Collected data:
+--

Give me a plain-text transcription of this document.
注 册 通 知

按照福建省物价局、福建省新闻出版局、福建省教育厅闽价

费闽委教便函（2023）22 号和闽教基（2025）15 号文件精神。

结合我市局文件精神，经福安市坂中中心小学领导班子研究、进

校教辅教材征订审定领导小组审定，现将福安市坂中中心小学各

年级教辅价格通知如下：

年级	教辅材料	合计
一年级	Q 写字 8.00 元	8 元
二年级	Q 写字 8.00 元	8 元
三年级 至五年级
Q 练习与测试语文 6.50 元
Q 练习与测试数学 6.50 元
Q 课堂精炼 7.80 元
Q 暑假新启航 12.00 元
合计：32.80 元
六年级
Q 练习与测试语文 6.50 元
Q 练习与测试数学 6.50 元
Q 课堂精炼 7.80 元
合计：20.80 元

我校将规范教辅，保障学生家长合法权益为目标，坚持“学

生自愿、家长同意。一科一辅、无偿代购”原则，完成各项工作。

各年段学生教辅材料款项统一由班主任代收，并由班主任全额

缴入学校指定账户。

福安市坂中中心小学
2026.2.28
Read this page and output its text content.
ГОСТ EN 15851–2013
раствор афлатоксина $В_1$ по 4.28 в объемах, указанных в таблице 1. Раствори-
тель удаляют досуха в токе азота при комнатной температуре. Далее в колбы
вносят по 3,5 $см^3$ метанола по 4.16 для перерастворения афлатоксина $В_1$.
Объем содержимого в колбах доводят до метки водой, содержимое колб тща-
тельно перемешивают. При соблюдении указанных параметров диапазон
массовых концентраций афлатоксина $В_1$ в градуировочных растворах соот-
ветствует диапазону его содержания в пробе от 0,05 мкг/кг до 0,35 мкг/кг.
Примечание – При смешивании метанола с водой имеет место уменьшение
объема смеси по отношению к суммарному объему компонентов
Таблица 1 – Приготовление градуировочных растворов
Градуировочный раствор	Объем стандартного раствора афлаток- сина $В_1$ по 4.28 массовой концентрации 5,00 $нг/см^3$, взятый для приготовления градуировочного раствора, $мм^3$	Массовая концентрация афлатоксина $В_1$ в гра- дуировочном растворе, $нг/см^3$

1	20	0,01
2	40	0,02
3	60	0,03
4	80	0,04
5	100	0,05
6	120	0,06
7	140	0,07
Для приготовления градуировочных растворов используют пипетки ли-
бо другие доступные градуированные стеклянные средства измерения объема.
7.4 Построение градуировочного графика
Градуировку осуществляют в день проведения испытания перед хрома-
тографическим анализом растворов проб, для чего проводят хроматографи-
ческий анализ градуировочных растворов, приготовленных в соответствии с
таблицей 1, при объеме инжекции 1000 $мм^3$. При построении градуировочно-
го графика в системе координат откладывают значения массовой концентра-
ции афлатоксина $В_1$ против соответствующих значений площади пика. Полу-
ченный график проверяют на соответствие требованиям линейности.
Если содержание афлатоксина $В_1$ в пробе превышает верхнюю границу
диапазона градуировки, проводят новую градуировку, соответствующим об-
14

+--

Copy out each line of the records that holds the string "указанных".

раствор афлатоксина $В_1$ по 4.28 в объемах, указанных в таблице 1. Раствори-
тельно перемешивают. При соблюдении указанных параметров диапазон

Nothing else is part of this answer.